TASK TO CARRY OUT
Repeat the entries below exactly as they appear, with no pictures.

+++ DATASET ROWS +++

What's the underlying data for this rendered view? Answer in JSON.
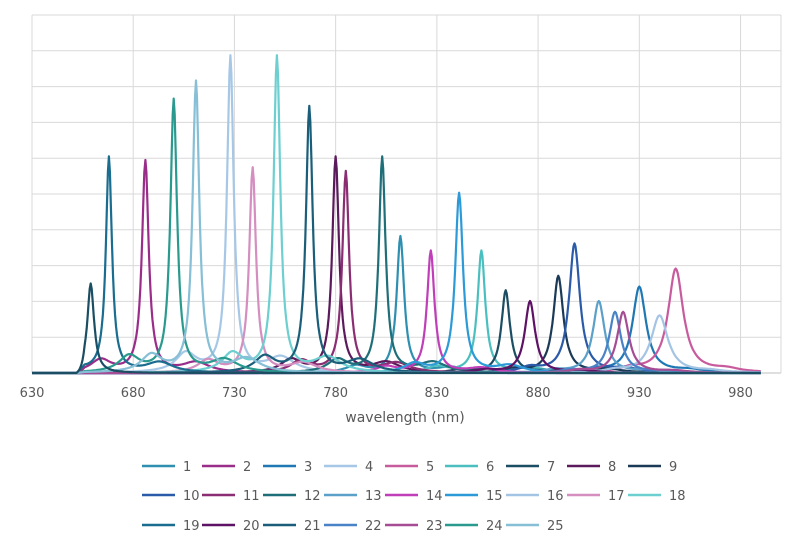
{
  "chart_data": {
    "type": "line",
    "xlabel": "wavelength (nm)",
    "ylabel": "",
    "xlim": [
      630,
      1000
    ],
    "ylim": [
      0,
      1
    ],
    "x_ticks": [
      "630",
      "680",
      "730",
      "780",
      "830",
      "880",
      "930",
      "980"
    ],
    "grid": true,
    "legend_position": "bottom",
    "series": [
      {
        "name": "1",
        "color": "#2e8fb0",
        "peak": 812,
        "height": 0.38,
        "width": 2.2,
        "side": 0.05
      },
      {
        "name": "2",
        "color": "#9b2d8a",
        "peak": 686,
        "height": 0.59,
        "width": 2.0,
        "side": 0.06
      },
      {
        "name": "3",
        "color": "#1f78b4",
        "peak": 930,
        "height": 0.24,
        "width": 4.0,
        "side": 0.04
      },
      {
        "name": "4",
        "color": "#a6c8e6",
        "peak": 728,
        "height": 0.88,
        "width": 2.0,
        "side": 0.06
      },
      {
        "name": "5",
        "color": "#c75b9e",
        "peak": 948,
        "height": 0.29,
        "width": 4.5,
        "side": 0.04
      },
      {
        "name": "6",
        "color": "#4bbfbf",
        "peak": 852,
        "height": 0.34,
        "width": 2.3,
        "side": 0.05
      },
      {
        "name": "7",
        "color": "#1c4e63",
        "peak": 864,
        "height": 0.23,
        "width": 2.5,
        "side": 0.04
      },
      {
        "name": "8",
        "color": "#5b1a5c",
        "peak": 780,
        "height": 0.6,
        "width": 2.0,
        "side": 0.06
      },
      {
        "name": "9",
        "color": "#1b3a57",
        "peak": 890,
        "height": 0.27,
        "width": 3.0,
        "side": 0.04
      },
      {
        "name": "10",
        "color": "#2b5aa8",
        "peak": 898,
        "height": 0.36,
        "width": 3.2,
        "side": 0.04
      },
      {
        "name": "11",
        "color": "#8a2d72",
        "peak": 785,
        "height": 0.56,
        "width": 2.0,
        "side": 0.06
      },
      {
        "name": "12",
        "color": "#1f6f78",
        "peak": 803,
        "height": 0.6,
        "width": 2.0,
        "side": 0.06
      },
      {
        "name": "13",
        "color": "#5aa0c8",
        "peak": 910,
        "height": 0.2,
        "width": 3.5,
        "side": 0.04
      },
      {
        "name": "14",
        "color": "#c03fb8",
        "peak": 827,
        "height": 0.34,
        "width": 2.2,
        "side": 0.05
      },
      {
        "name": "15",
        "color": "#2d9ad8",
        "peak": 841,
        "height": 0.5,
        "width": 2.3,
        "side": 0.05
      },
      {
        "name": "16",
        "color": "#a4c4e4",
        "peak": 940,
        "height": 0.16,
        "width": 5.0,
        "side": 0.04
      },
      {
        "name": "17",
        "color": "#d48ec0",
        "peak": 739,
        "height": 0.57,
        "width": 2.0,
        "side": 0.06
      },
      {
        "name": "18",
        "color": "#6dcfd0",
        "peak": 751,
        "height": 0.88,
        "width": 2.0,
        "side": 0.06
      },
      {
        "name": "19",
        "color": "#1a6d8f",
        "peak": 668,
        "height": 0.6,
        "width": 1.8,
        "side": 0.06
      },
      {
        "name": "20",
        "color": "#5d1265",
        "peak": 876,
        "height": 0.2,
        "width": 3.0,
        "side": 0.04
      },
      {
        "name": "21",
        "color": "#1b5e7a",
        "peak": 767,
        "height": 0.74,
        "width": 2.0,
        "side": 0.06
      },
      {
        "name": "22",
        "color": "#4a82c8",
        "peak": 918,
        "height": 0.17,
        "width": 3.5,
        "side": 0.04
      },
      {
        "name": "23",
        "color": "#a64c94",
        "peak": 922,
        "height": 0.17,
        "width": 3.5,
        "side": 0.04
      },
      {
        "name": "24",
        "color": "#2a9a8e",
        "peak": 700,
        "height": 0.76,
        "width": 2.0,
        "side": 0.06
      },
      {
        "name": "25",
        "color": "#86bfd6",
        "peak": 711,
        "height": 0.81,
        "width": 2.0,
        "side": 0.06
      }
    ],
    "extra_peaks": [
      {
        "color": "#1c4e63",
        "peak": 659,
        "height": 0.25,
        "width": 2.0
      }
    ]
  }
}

+++

FINISHED TASK
What's the underlying data for this rendered view? Answer in JSON.
{
  "chart_data": {
    "type": "line",
    "xlabel": "wavelength (nm)",
    "ylabel": "",
    "xlim": [
      630,
      1000
    ],
    "ylim": [
      0,
      1
    ],
    "x_ticks": [
      "630",
      "680",
      "730",
      "780",
      "830",
      "880",
      "930",
      "980"
    ],
    "grid": true,
    "legend_position": "bottom",
    "series": [
      {
        "name": "1",
        "color": "#2e8fb0",
        "peak": 812,
        "height": 0.38,
        "width": 2.2,
        "side": 0.05
      },
      {
        "name": "2",
        "color": "#9b2d8a",
        "peak": 686,
        "height": 0.59,
        "width": 2.0,
        "side": 0.06
      },
      {
        "name": "3",
        "color": "#1f78b4",
        "peak": 930,
        "height": 0.24,
        "width": 4.0,
        "side": 0.04
      },
      {
        "name": "4",
        "color": "#a6c8e6",
        "peak": 728,
        "height": 0.88,
        "width": 2.0,
        "side": 0.06
      },
      {
        "name": "5",
        "color": "#c75b9e",
        "peak": 948,
        "height": 0.29,
        "width": 4.5,
        "side": 0.04
      },
      {
        "name": "6",
        "color": "#4bbfbf",
        "peak": 852,
        "height": 0.34,
        "width": 2.3,
        "side": 0.05
      },
      {
        "name": "7",
        "color": "#1c4e63",
        "peak": 864,
        "height": 0.23,
        "width": 2.5,
        "side": 0.04
      },
      {
        "name": "8",
        "color": "#5b1a5c",
        "peak": 780,
        "height": 0.6,
        "width": 2.0,
        "side": 0.06
      },
      {
        "name": "9",
        "color": "#1b3a57",
        "peak": 890,
        "height": 0.27,
        "width": 3.0,
        "side": 0.04
      },
      {
        "name": "10",
        "color": "#2b5aa8",
        "peak": 898,
        "height": 0.36,
        "width": 3.2,
        "side": 0.04
      },
      {
        "name": "11",
        "color": "#8a2d72",
        "peak": 785,
        "height": 0.56,
        "width": 2.0,
        "side": 0.06
      },
      {
        "name": "12",
        "color": "#1f6f78",
        "peak": 803,
        "height": 0.6,
        "width": 2.0,
        "side": 0.06
      },
      {
        "name": "13",
        "color": "#5aa0c8",
        "peak": 910,
        "height": 0.2,
        "width": 3.5,
        "side": 0.04
      },
      {
        "name": "14",
        "color": "#c03fb8",
        "peak": 827,
        "height": 0.34,
        "width": 2.2,
        "side": 0.05
      },
      {
        "name": "15",
        "color": "#2d9ad8",
        "peak": 841,
        "height": 0.5,
        "width": 2.3,
        "side": 0.05
      },
      {
        "name": "16",
        "color": "#a4c4e4",
        "peak": 940,
        "height": 0.16,
        "width": 5.0,
        "side": 0.04
      },
      {
        "name": "17",
        "color": "#d48ec0",
        "peak": 739,
        "height": 0.57,
        "width": 2.0,
        "side": 0.06
      },
      {
        "name": "18",
        "color": "#6dcfd0",
        "peak": 751,
        "height": 0.88,
        "width": 2.0,
        "side": 0.06
      },
      {
        "name": "19",
        "color": "#1a6d8f",
        "peak": 668,
        "height": 0.6,
        "width": 1.8,
        "side": 0.06
      },
      {
        "name": "20",
        "color": "#5d1265",
        "peak": 876,
        "height": 0.2,
        "width": 3.0,
        "side": 0.04
      },
      {
        "name": "21",
        "color": "#1b5e7a",
        "peak": 767,
        "height": 0.74,
        "width": 2.0,
        "side": 0.06
      },
      {
        "name": "22",
        "color": "#4a82c8",
        "peak": 918,
        "height": 0.17,
        "width": 3.5,
        "side": 0.04
      },
      {
        "name": "23",
        "color": "#a64c94",
        "peak": 922,
        "height": 0.17,
        "width": 3.5,
        "side": 0.04
      },
      {
        "name": "24",
        "color": "#2a9a8e",
        "peak": 700,
        "height": 0.76,
        "width": 2.0,
        "side": 0.06
      },
      {
        "name": "25",
        "color": "#86bfd6",
        "peak": 711,
        "height": 0.81,
        "width": 2.0,
        "side": 0.06
      }
    ],
    "extra_peaks": [
      {
        "color": "#1c4e63",
        "peak": 659,
        "height": 0.25,
        "width": 2.0
      }
    ]
  }
}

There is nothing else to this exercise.